**WHAT IS EXPECTED**
Gather, from the listing beneath this task, every line holding the string "zuwider".

**DATA LISTING**
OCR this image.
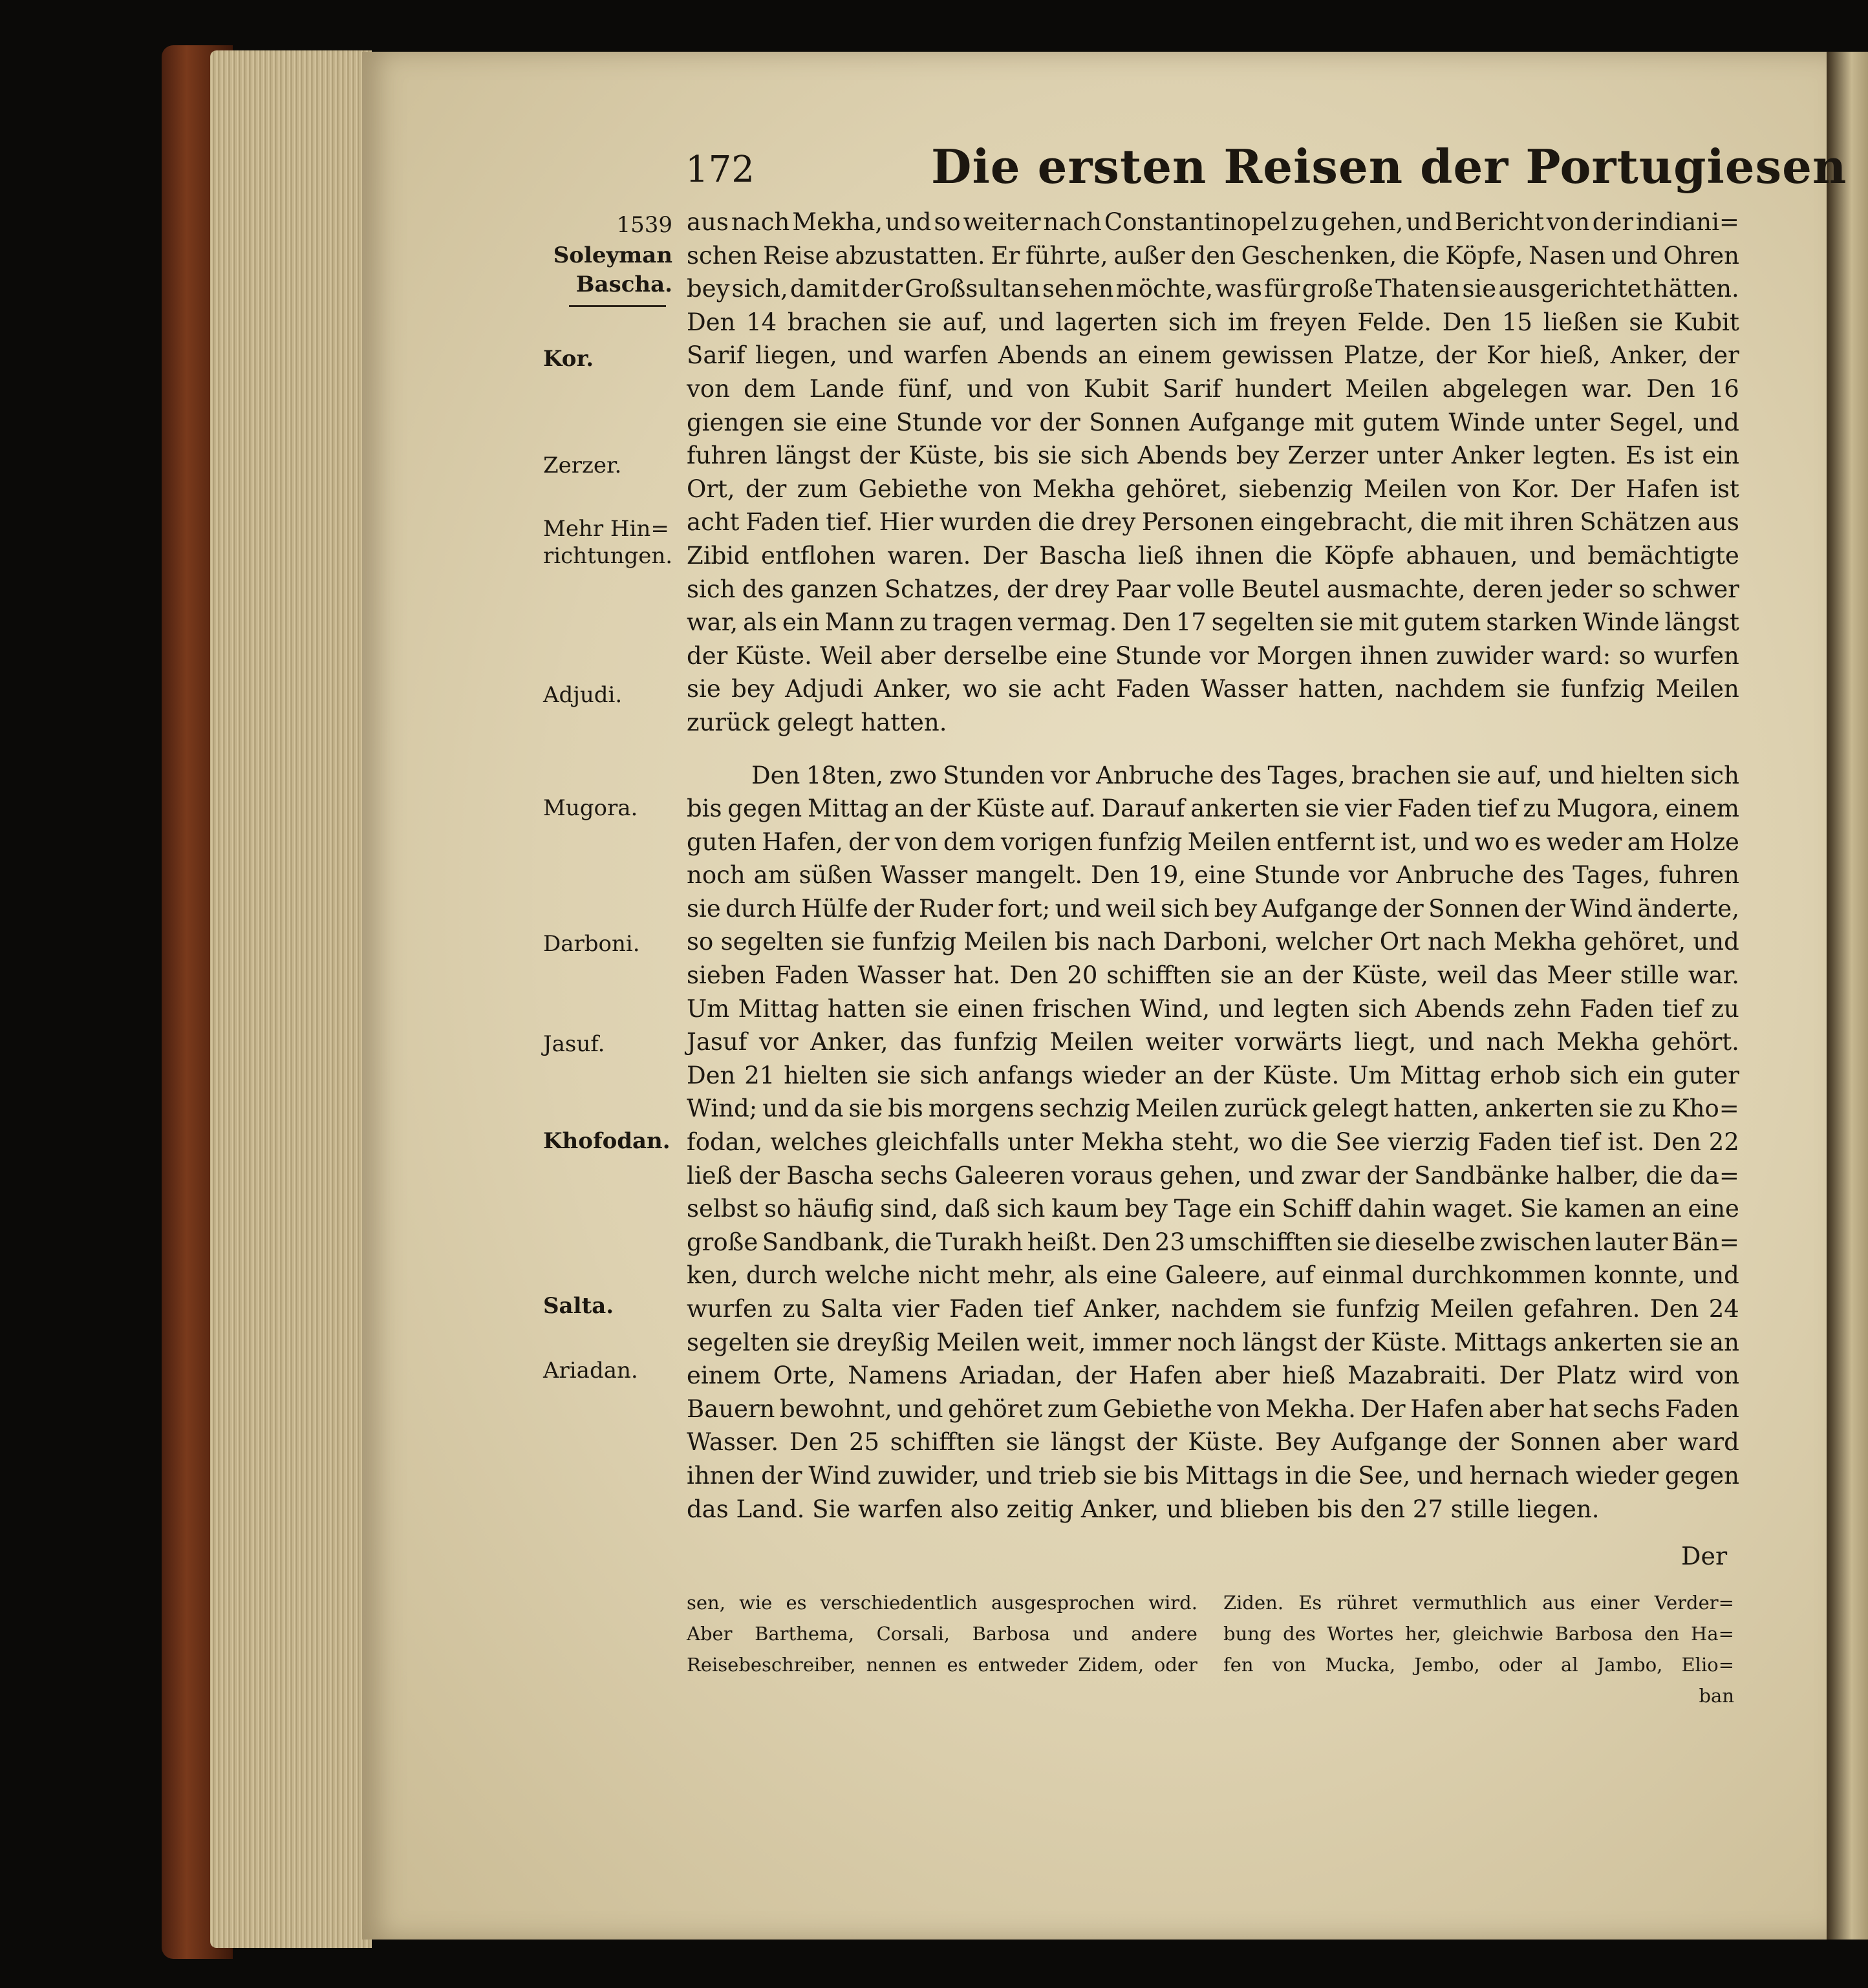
172	Die ersten Reisen der Portugiesen
1539
Soleyman
Bascha.
Kor.
Zerzer.
Mehr Hin=
richtungen.
Adjudi.
Mugora.
Darboni.
Jasuf.
Khofodan.
Salta.
Ariadan.
aus nach Mekha, und so weiter nach Constantinopel zu gehen, und Bericht von der indiani=
schen Reise abzustatten. Er führte, außer den Geschenken, die Köpfe, Nasen und Ohren
bey sich, damit der Großsultan sehen möchte, was für große Thaten sie ausgerichtet hätten.
Den 14 brachen sie auf, und lagerten sich im freyen Felde. Den 15 ließen sie Kubit
Sarif liegen, und warfen Abends an einem gewissen Platze, der Kor hieß, Anker, der
von dem Lande fünf, und von Kubit Sarif hundert Meilen abgelegen war. Den 16
giengen sie eine Stunde vor der Sonnen Aufgange mit gutem Winde unter Segel, und
fuhren längst der Küste, bis sie sich Abends bey Zerzer unter Anker legten. Es ist ein
Ort, der zum Gebiethe von Mekha gehöret, siebenzig Meilen von Kor. Der Hafen ist
acht Faden tief. Hier wurden die drey Personen eingebracht, die mit ihren Schätzen aus
Zibid entflohen waren. Der Bascha ließ ihnen die Köpfe abhauen, und bemächtigte
sich des ganzen Schatzes, der drey Paar volle Beutel ausmachte, deren jeder so schwer
war, als ein Mann zu tragen vermag. Den 17 segelten sie mit gutem starken Winde längst
der Küste. Weil aber derselbe eine Stunde vor Morgen ihnen zuwider ward: so wurfen
sie bey Adjudi Anker, wo sie acht Faden Wasser hatten, nachdem sie funfzig Meilen
zurück gelegt hatten.
Den 18ten, zwo Stunden vor Anbruche des Tages, brachen sie auf, und hielten sich
bis gegen Mittag an der Küste auf. Darauf ankerten sie vier Faden tief zu Mugora, einem
guten Hafen, der von dem vorigen funfzig Meilen entfernt ist, und wo es weder am Holze
noch am süßen Wasser mangelt. Den 19, eine Stunde vor Anbruche des Tages, fuhren
sie durch Hülfe der Ruder fort; und weil sich bey Aufgange der Sonnen der Wind änderte,
so segelten sie funfzig Meilen bis nach Darboni, welcher Ort nach Mekha gehöret, und
sieben Faden Wasser hat. Den 20 schifften sie an der Küste, weil das Meer stille war.
Um Mittag hatten sie einen frischen Wind, und legten sich Abends zehn Faden tief zu
Jasuf vor Anker, das funfzig Meilen weiter vorwärts liegt, und nach Mekha gehört.
Den 21 hielten sie sich anfangs wieder an der Küste. Um Mittag erhob sich ein guter
Wind; und da sie bis morgens sechzig Meilen zurück gelegt hatten, ankerten sie zu Kho=
fodan, welches gleichfalls unter Mekha steht, wo die See vierzig Faden tief ist. Den 22
ließ der Bascha sechs Galeeren voraus gehen, und zwar der Sandbänke halber, die da=
selbst so häufig sind, daß sich kaum bey Tage ein Schiff dahin waget. Sie kamen an eine
große Sandbank, die Turakh heißt. Den 23 umschifften sie dieselbe zwischen lauter Bän=
ken, durch welche nicht mehr, als eine Galeere, auf einmal durchkommen konnte, und
wurfen zu Salta vier Faden tief Anker, nachdem sie funfzig Meilen gefahren. Den 24
segelten sie dreyßig Meilen weit, immer noch längst der Küste. Mittags ankerten sie an
einem Orte, Namens Ariadan, der Hafen aber hieß Mazabraiti. Der Platz wird von
Bauern bewohnt, und gehöret zum Gebiethe von Mekha. Der Hafen aber hat sechs Faden
Wasser. Den 25 schifften sie längst der Küste. Bey Aufgange der Sonnen aber ward
ihnen der Wind zuwider, und trieb sie bis Mittags in die See, und hernach wieder gegen
das Land. Sie warfen also zeitig Anker, und blieben bis den 27 stille liegen.
Der
sen, wie es verschiedentlich ausgesprochen wird.
Aber Barthema, Corsali, Barbosa und andere
Reisebeschreiber, nennen es entweder Zidem, oder
Ziden. Es rühret vermuthlich aus einer Verder=
bung des Wortes her, gleichwie Barbosa den Ha=
fen von Mucka, Jembo, oder al Jambo, Elio=
ban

**PROBLEM SOLUTION**
der Küste. Weil aber derselbe eine Stunde vor Morgen ihnen zuwider ward: so wurfen
ihnen der Wind zuwider, und trieb sie bis Mittags in die See, und hernach wieder gegen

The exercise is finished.